*** Opening of Input for this task ***

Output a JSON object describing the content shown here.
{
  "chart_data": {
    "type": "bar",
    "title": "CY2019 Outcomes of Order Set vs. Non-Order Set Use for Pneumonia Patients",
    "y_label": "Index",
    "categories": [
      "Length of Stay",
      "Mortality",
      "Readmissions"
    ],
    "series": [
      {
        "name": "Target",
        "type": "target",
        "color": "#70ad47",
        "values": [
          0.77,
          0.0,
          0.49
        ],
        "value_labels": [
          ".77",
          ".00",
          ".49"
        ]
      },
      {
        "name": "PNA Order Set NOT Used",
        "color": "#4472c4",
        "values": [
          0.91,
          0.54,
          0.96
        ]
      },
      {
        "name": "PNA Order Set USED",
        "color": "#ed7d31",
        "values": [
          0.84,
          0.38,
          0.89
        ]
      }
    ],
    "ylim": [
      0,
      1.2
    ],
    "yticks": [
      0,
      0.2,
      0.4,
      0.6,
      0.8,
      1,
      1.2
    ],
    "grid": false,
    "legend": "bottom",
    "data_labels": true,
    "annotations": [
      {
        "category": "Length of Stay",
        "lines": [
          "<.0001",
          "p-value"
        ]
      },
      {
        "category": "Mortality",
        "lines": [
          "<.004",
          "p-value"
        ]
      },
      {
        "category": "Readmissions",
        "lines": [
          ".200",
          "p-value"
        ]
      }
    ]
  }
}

*** Close of Input for this task ***

* **Instructions to follow**
The whole listing, restated word for word, is the expected answer.

* **Answer to this problem**
Output a JSON object describing the content shown here.
{
  "chart_data": {
    "type": "bar",
    "title": "CY2019 Outcomes of Order Set vs. Non-Order Set Use for Pneumonia Patients",
    "y_label": "Index",
    "categories": [
      "Length of Stay",
      "Mortality",
      "Readmissions"
    ],
    "series": [
      {
        "name": "Target",
        "type": "target",
        "color": "#70ad47",
        "values": [
          0.77,
          0.0,
          0.49
        ],
        "value_labels": [
          ".77",
          ".00",
          ".49"
        ]
      },
      {
        "name": "PNA Order Set NOT Used",
        "color": "#4472c4",
        "values": [
          0.91,
          0.54,
          0.96
        ]
      },
      {
        "name": "PNA Order Set USED",
        "color": "#ed7d31",
        "values": [
          0.84,
          0.38,
          0.89
        ]
      }
    ],
    "ylim": [
      0,
      1.2
    ],
    "yticks": [
      0,
      0.2,
      0.4,
      0.6,
      0.8,
      1,
      1.2
    ],
    "grid": false,
    "legend": "bottom",
    "data_labels": true,
    "annotations": [
      {
        "category": "Length of Stay",
        "lines": [
          "<.0001",
          "p-value"
        ]
      },
      {
        "category": "Mortality",
        "lines": [
          "<.004",
          "p-value"
        ]
      },
      {
        "category": "Readmissions",
        "lines": [
          ".200",
          "p-value"
        ]
      }
    ]
  }
}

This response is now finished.